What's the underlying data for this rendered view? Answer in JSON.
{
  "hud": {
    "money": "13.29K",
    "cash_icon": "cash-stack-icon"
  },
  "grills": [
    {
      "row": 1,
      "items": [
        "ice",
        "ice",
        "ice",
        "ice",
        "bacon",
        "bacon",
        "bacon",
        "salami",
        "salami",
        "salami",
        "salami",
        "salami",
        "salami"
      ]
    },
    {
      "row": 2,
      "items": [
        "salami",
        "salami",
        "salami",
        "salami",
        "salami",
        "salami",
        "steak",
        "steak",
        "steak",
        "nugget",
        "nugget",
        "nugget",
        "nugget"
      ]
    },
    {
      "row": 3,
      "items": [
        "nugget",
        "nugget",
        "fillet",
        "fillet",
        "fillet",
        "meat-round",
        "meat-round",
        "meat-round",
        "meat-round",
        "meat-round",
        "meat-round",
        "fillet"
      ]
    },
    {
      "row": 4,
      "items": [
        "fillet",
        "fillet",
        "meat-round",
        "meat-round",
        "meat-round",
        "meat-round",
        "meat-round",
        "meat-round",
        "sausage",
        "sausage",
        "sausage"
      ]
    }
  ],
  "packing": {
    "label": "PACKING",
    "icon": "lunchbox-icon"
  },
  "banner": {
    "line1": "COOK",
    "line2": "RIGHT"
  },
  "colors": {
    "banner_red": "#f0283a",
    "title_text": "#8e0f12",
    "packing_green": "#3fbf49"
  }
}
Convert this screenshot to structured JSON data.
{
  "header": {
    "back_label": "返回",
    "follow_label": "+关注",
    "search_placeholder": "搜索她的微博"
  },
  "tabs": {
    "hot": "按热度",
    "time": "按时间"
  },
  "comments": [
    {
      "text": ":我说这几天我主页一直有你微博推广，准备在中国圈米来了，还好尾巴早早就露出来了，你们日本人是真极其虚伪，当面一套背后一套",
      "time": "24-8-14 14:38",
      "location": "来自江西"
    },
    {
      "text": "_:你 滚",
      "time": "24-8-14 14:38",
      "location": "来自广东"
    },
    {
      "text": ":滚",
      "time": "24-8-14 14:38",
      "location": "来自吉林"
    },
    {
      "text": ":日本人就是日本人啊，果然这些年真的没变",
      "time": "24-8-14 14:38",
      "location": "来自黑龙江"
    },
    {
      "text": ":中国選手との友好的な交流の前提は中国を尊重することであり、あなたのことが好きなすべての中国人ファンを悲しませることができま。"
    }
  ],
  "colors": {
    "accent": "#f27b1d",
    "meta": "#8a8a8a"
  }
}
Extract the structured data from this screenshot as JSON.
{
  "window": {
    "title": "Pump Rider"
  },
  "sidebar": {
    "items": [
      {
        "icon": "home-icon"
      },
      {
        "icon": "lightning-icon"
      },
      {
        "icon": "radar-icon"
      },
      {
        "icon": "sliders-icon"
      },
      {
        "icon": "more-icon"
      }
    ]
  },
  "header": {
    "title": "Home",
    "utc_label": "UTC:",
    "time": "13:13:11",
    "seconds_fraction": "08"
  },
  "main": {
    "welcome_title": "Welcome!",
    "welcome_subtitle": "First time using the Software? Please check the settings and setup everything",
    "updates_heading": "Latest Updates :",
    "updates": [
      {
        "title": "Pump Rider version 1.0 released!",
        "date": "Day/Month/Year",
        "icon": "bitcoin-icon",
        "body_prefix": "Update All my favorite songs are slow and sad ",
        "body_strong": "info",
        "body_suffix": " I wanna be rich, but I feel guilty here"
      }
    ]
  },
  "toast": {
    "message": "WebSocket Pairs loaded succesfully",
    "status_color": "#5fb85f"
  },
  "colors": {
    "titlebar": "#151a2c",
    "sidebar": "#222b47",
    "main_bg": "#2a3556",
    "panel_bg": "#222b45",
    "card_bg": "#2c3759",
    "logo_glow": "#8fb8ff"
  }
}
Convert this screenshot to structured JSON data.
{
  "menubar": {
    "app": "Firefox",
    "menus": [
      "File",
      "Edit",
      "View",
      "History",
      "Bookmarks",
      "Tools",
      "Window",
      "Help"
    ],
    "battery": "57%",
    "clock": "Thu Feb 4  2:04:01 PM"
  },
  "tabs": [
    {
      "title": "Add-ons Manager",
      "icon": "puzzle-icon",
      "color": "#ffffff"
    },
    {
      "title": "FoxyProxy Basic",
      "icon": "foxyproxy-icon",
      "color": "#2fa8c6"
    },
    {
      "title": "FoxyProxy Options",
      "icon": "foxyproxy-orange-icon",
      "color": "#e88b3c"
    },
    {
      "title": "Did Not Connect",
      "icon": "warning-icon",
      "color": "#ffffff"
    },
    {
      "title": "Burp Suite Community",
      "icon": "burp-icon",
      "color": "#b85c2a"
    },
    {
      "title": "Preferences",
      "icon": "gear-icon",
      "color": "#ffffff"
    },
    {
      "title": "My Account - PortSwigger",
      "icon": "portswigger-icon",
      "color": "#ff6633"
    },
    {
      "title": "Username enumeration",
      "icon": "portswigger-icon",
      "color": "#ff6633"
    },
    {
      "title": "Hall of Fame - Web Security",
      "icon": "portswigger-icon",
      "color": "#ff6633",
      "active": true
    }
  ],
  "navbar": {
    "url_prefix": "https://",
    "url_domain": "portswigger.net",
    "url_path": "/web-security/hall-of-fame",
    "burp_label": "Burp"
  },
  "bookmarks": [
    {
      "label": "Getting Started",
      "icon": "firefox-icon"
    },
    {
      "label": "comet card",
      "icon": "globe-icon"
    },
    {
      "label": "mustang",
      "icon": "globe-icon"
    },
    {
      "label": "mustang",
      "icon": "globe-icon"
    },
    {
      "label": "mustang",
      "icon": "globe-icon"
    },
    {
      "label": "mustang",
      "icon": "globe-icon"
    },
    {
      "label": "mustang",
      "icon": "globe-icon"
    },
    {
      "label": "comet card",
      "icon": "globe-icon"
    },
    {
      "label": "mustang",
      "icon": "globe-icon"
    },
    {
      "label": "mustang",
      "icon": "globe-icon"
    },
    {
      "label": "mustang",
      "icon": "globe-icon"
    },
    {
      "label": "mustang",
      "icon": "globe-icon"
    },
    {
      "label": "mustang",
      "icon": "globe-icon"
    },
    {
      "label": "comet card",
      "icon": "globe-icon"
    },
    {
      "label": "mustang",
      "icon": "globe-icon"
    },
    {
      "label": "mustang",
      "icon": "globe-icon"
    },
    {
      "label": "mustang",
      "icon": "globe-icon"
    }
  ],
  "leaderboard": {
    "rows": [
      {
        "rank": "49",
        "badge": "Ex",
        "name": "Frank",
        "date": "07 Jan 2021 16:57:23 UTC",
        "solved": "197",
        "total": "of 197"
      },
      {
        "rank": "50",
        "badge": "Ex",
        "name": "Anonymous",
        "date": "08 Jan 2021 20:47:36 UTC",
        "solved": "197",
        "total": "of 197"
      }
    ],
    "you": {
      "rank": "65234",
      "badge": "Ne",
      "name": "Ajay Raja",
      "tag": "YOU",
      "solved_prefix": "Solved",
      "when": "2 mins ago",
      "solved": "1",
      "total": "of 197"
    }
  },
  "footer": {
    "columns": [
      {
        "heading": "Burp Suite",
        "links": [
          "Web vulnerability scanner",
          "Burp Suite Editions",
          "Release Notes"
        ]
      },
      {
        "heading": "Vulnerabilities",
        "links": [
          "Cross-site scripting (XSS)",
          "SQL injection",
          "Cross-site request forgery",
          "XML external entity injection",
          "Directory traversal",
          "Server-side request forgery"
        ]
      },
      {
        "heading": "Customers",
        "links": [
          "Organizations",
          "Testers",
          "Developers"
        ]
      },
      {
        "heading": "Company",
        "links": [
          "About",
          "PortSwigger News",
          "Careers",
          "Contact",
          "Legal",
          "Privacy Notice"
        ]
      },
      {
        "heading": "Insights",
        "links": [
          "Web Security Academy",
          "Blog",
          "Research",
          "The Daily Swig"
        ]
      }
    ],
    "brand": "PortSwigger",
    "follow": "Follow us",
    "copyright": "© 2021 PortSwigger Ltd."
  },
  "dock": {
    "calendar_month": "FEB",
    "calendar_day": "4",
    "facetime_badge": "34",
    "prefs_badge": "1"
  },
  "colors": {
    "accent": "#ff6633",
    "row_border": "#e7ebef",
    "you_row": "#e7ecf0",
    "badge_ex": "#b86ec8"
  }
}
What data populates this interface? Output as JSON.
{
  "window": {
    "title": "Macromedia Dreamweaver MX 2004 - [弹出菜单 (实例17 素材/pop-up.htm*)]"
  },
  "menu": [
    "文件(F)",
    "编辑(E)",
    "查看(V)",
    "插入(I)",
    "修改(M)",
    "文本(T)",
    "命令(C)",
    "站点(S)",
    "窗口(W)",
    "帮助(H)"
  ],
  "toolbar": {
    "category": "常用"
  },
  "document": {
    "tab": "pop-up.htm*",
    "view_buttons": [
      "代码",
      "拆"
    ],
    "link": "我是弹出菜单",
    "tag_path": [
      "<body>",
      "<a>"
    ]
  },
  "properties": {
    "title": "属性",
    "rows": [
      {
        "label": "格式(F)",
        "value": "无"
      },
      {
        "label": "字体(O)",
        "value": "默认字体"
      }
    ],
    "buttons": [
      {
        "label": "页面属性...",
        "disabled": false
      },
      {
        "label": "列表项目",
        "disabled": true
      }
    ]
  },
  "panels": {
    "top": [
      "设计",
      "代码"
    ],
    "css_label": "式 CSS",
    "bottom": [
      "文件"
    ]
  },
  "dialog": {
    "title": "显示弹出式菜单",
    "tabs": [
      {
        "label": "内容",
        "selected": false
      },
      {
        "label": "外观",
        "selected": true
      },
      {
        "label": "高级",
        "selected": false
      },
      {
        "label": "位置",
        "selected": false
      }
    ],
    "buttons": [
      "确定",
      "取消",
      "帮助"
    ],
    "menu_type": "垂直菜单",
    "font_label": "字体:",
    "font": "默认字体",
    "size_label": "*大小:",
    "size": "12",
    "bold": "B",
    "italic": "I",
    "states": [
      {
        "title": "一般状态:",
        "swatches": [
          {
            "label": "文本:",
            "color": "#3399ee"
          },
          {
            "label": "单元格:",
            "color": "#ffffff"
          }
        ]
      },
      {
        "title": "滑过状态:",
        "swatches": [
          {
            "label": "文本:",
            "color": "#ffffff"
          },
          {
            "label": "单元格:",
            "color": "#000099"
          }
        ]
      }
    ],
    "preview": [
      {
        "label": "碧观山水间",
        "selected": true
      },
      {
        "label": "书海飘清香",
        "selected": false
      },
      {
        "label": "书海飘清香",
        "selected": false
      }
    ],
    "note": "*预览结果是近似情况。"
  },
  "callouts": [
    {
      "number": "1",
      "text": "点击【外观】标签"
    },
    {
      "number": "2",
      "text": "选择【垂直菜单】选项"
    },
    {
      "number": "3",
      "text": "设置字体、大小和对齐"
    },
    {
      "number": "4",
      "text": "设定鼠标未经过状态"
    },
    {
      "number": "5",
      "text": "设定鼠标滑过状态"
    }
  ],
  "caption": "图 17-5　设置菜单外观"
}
----------
From the entries above, copy out every line where the string "forgery" appears.

◆ **COMPLETED EXERCISE**
          "Cross-site request forgery",
          "Server-side request forgery"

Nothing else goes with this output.